▶ [Work to do]: In your copy, leave out the pictures; write out all the data exactly.

START

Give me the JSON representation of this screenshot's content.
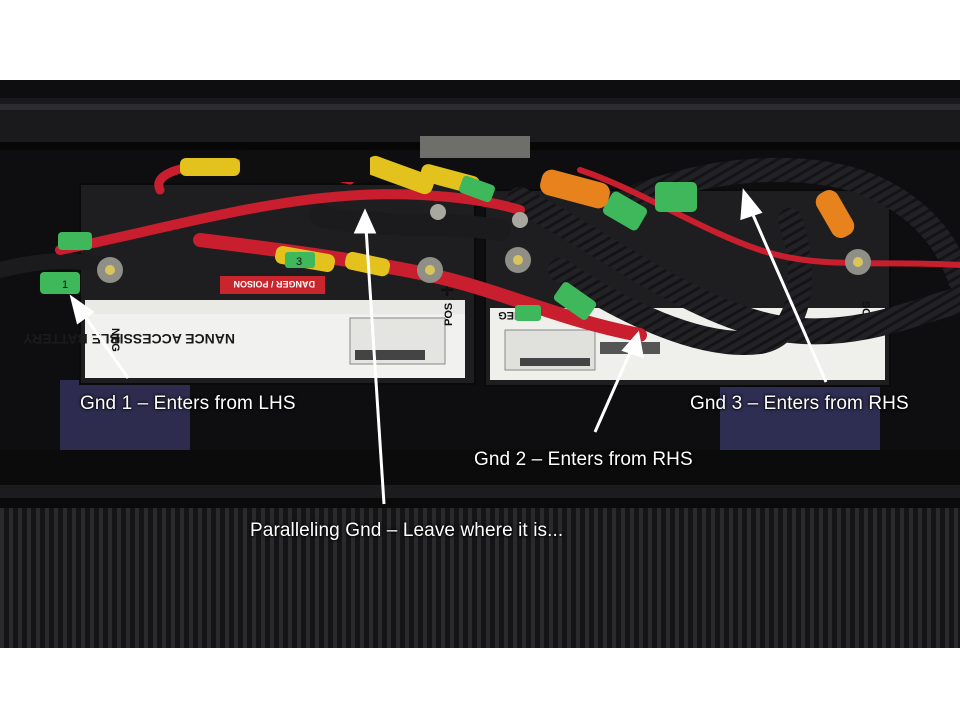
{
  "annotations": {
    "gnd1": "Gnd 1 – Enters from LHS",
    "gnd2": "Gnd 2 – Enters from RHS",
    "gnd3": "Gnd 3 – Enters from RHS",
    "paralleling": "Paralleling Gnd – Leave where it is..."
  },
  "battery_labels": {
    "left_title": "NANCE ACCESSIBLE BATTERY",
    "neg": "NEG",
    "pos": "POS",
    "danger": "DANGER / POISON",
    "tag_left": "1",
    "tag_mid": "3"
  },
  "colors": {
    "photo_background": "#0d0d0f",
    "red_cable": "#c81e2d",
    "black_cable": "#1b1b1d",
    "yellow_sleeve": "#e3c21e",
    "green_tag": "#3fb85c",
    "orange_lug": "#e8821c",
    "annotation_text": "#ffffff"
  }
}
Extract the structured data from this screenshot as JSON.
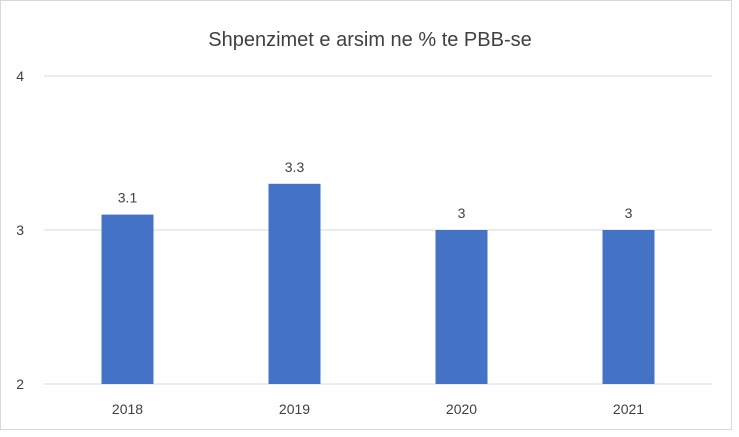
{
  "chart_data": {
    "type": "bar",
    "title": "Shpenzimet e arsim ne % te PBB-se",
    "xlabel": "",
    "ylabel": "",
    "categories": [
      "2018",
      "2019",
      "2020",
      "2021"
    ],
    "values": [
      3.1,
      3.3,
      3,
      3
    ],
    "data_labels": [
      "3.1",
      "3.3",
      "3",
      "3"
    ],
    "ylim": [
      2,
      4
    ],
    "yticks": [
      2,
      3,
      4
    ],
    "ytick_labels": [
      "2",
      "3",
      "4"
    ],
    "grid": true,
    "legend": "none",
    "bar_color": "#4472c4",
    "grid_color": "#d9d9d9",
    "text_color": "#404040"
  }
}
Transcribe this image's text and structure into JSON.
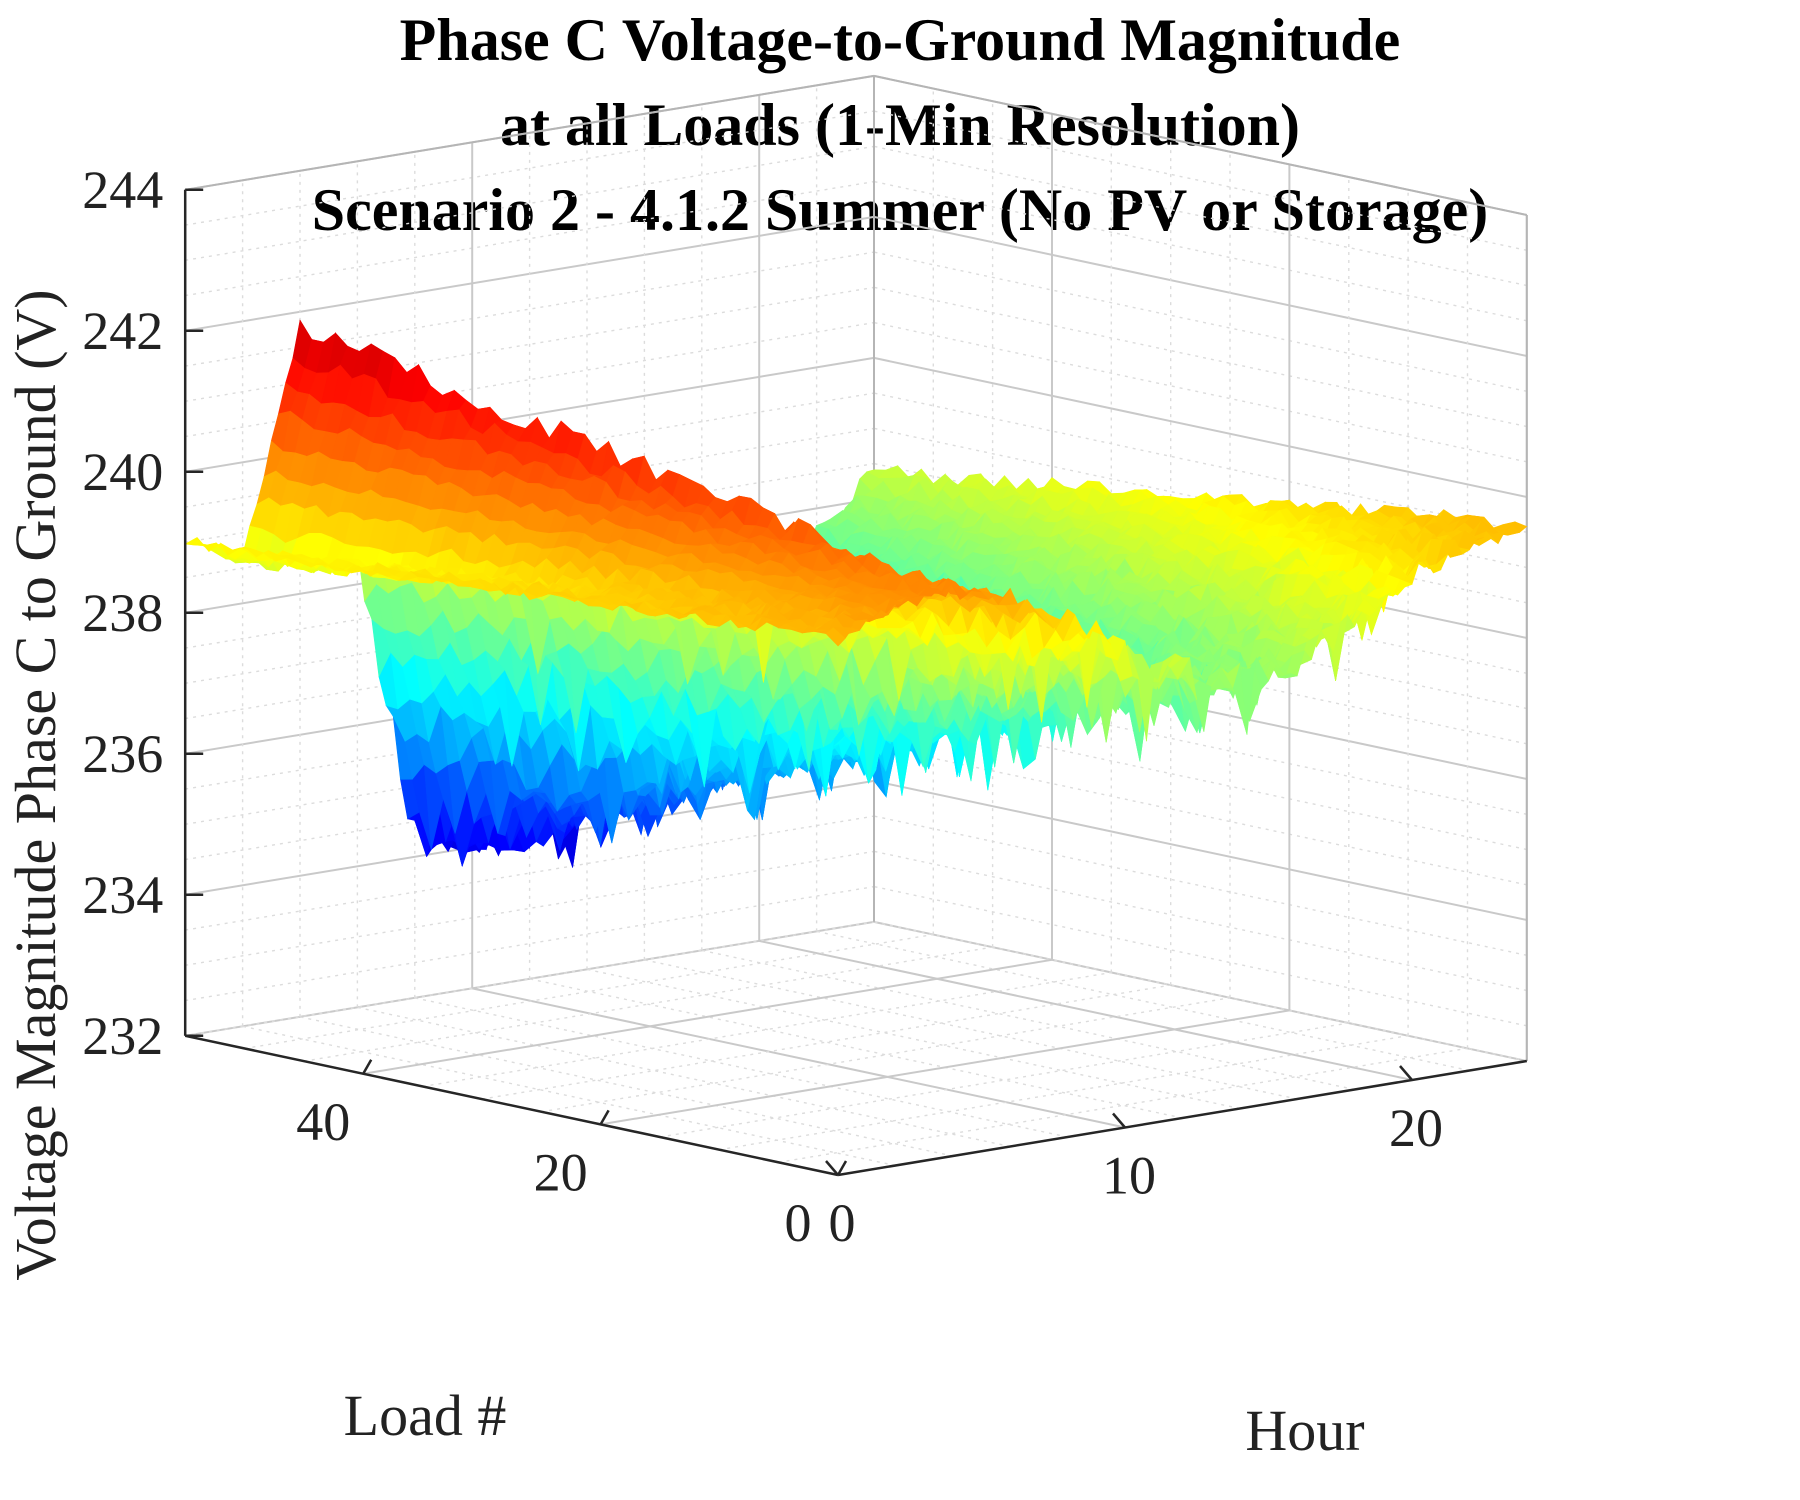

END

▶ [Solution for this exercise]:
Give me the JSON representation of this screenshot's content.
{
  "annotations": {
    "gnd1": "Gnd 1 – Enters from LHS",
    "gnd2": "Gnd 2 – Enters from RHS",
    "gnd3": "Gnd 3 – Enters from RHS",
    "paralleling": "Paralleling Gnd – Leave where it is..."
  },
  "battery_labels": {
    "left_title": "NANCE ACCESSIBLE BATTERY",
    "neg": "NEG",
    "pos": "POS",
    "danger": "DANGER / POISON",
    "tag_left": "1",
    "tag_mid": "3"
  },
  "colors": {
    "photo_background": "#0d0d0f",
    "red_cable": "#c81e2d",
    "black_cable": "#1b1b1d",
    "yellow_sleeve": "#e3c21e",
    "green_tag": "#3fb85c",
    "orange_lug": "#e8821c",
    "annotation_text": "#ffffff"
  }
}
Extract the structured data from this screenshot as JSON.
{
  "chart_data": {
    "type": "bar",
    "title": "Shpenzimet e arsim ne % te PBB-se",
    "xlabel": "",
    "ylabel": "",
    "categories": [
      "2018",
      "2019",
      "2020",
      "2021"
    ],
    "values": [
      3.1,
      3.3,
      3,
      3
    ],
    "data_labels": [
      "3.1",
      "3.3",
      "3",
      "3"
    ],
    "ylim": [
      2,
      4
    ],
    "yticks": [
      2,
      3,
      4
    ],
    "ytick_labels": [
      "2",
      "3",
      "4"
    ],
    "grid": true,
    "legend": "none",
    "bar_color": "#4472c4",
    "grid_color": "#d9d9d9",
    "text_color": "#404040"
  }
}
Transcribe this image's text and structure into JSON.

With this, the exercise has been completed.